Entries with figure data:
+-------+
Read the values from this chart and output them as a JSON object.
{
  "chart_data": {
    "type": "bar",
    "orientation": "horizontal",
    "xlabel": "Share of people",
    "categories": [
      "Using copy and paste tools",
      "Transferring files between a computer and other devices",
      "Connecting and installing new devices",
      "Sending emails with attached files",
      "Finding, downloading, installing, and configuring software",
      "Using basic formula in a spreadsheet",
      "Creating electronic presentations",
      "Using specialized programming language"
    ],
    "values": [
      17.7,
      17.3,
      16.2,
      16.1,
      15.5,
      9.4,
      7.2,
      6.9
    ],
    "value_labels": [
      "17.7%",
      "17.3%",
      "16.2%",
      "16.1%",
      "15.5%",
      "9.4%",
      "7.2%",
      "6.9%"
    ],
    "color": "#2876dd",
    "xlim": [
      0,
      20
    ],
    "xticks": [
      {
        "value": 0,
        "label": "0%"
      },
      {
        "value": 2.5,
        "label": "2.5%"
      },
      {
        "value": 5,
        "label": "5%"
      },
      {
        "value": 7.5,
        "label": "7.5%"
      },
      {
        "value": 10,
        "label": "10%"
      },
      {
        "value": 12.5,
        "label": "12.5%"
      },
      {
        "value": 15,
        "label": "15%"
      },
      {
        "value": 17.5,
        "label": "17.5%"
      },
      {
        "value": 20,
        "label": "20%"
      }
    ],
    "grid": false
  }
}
+-------+
▶ DIRECTIONS:
Only the number is wanted: how many lines above include the word "files"?

▶ RESULT BELOW:
2